▸ **WHAT YOU HAVE TO DO**: Filter the listing and keep only the lines with the word "marker".

▸ **INFORMATION SHOWN**:
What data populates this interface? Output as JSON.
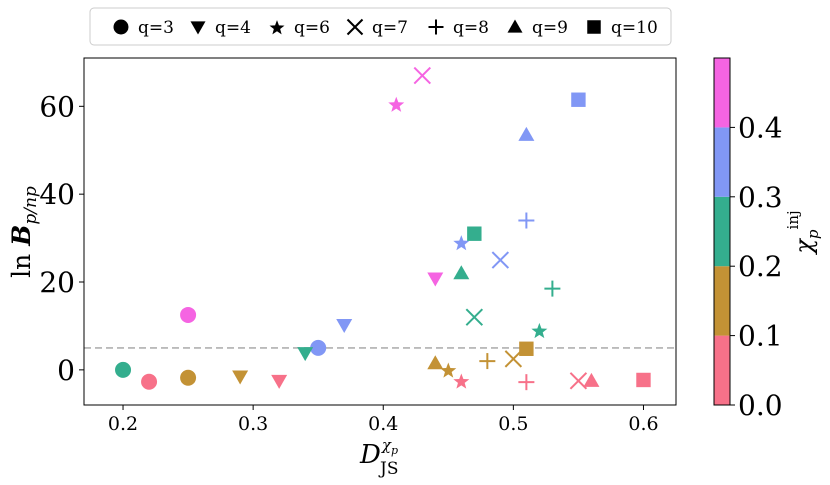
{
  "chart_data": {
    "type": "scatter",
    "xlabel_main": "D",
    "xlabel_sup": "χ",
    "xlabel_sup_sub": "p",
    "xlabel_sub": "JS",
    "ylabel_main": "ln ",
    "ylabel_script": "B",
    "ylabel_sub": "p/np",
    "xlim": [
      0.17,
      0.625
    ],
    "ylim": [
      -8,
      71
    ],
    "xticks": [
      0.2,
      0.3,
      0.4,
      0.5,
      0.6
    ],
    "xtick_labels": [
      "0.2",
      "0.3",
      "0.4",
      "0.5",
      "0.6"
    ],
    "yticks": [
      0,
      20,
      40,
      60
    ],
    "ytick_labels": [
      "0",
      "20",
      "40",
      "60"
    ],
    "reference_line_y": 5,
    "legend": [
      {
        "marker": "circle",
        "label": "q=3"
      },
      {
        "marker": "triangle-down",
        "label": "q=4"
      },
      {
        "marker": "star",
        "label": "q=6"
      },
      {
        "marker": "x",
        "label": "q=7"
      },
      {
        "marker": "plus",
        "label": "q=8"
      },
      {
        "marker": "triangle-up",
        "label": "q=9"
      },
      {
        "marker": "square",
        "label": "q=10"
      }
    ],
    "colorbar": {
      "label_main": "χ",
      "label_sub": "p",
      "label_sup": "inj",
      "range": [
        0.0,
        0.5
      ],
      "ticks": [
        0.0,
        0.1,
        0.2,
        0.3,
        0.4
      ],
      "tick_labels": [
        "0.0",
        "0.1",
        "0.2",
        "0.3",
        "0.4"
      ],
      "bins": [
        {
          "from": 0.0,
          "to": 0.1,
          "color": "#f77189"
        },
        {
          "from": 0.1,
          "to": 0.2,
          "color": "#c39235"
        },
        {
          "from": 0.2,
          "to": 0.3,
          "color": "#34ae8e"
        },
        {
          "from": 0.3,
          "to": 0.4,
          "color": "#8197f5"
        },
        {
          "from": 0.4,
          "to": 0.5,
          "color": "#f564e2"
        }
      ]
    },
    "points": [
      {
        "q": 3,
        "x": 0.2,
        "y": 0.0,
        "chi": 0.25
      },
      {
        "q": 3,
        "x": 0.22,
        "y": -2.7,
        "chi": 0.05
      },
      {
        "q": 3,
        "x": 0.25,
        "y": -1.8,
        "chi": 0.15
      },
      {
        "q": 3,
        "x": 0.25,
        "y": 12.5,
        "chi": 0.45
      },
      {
        "q": 3,
        "x": 0.35,
        "y": 5.0,
        "chi": 0.35
      },
      {
        "q": 4,
        "x": 0.29,
        "y": -1.5,
        "chi": 0.15
      },
      {
        "q": 4,
        "x": 0.32,
        "y": -2.5,
        "chi": 0.05
      },
      {
        "q": 4,
        "x": 0.34,
        "y": 3.8,
        "chi": 0.25
      },
      {
        "q": 4,
        "x": 0.37,
        "y": 10.2,
        "chi": 0.35
      },
      {
        "q": 4,
        "x": 0.44,
        "y": 20.8,
        "chi": 0.45
      },
      {
        "q": 6,
        "x": 0.41,
        "y": 60.5,
        "chi": 0.45
      },
      {
        "q": 6,
        "x": 0.45,
        "y": 0.0,
        "chi": 0.15
      },
      {
        "q": 6,
        "x": 0.46,
        "y": -2.5,
        "chi": 0.05
      },
      {
        "q": 6,
        "x": 0.46,
        "y": 29.0,
        "chi": 0.35
      },
      {
        "q": 6,
        "x": 0.52,
        "y": 9.0,
        "chi": 0.25
      },
      {
        "q": 7,
        "x": 0.43,
        "y": 67.0,
        "chi": 0.45
      },
      {
        "q": 7,
        "x": 0.47,
        "y": 12.0,
        "chi": 0.25
      },
      {
        "q": 7,
        "x": 0.49,
        "y": 25.0,
        "chi": 0.35
      },
      {
        "q": 7,
        "x": 0.5,
        "y": 2.5,
        "chi": 0.15
      },
      {
        "q": 7,
        "x": 0.55,
        "y": -2.5,
        "chi": 0.05
      },
      {
        "q": 8,
        "x": 0.48,
        "y": 2.0,
        "chi": 0.15
      },
      {
        "q": 8,
        "x": 0.51,
        "y": -2.8,
        "chi": 0.05
      },
      {
        "q": 8,
        "x": 0.51,
        "y": 34.0,
        "chi": 0.35
      },
      {
        "q": 8,
        "x": 0.53,
        "y": 18.5,
        "chi": 0.25
      },
      {
        "q": 9,
        "x": 0.44,
        "y": 1.5,
        "chi": 0.15
      },
      {
        "q": 9,
        "x": 0.46,
        "y": 22.0,
        "chi": 0.25
      },
      {
        "q": 9,
        "x": 0.51,
        "y": 53.5,
        "chi": 0.35
      },
      {
        "q": 9,
        "x": 0.56,
        "y": -2.5,
        "chi": 0.05
      },
      {
        "q": 10,
        "x": 0.47,
        "y": 31.0,
        "chi": 0.25
      },
      {
        "q": 10,
        "x": 0.51,
        "y": 4.8,
        "chi": 0.15
      },
      {
        "q": 10,
        "x": 0.55,
        "y": 61.5,
        "chi": 0.35
      },
      {
        "q": 10,
        "x": 0.6,
        "y": -2.3,
        "chi": 0.05
      }
    ]
  }
}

▸ **OUTPUT FOR THIS EXERCISE**:
        "marker": "circle",
        "marker": "triangle-down",
        "marker": "star",
        "marker": "x",
        "marker": "plus",
        "marker": "triangle-up",
        "marker": "square",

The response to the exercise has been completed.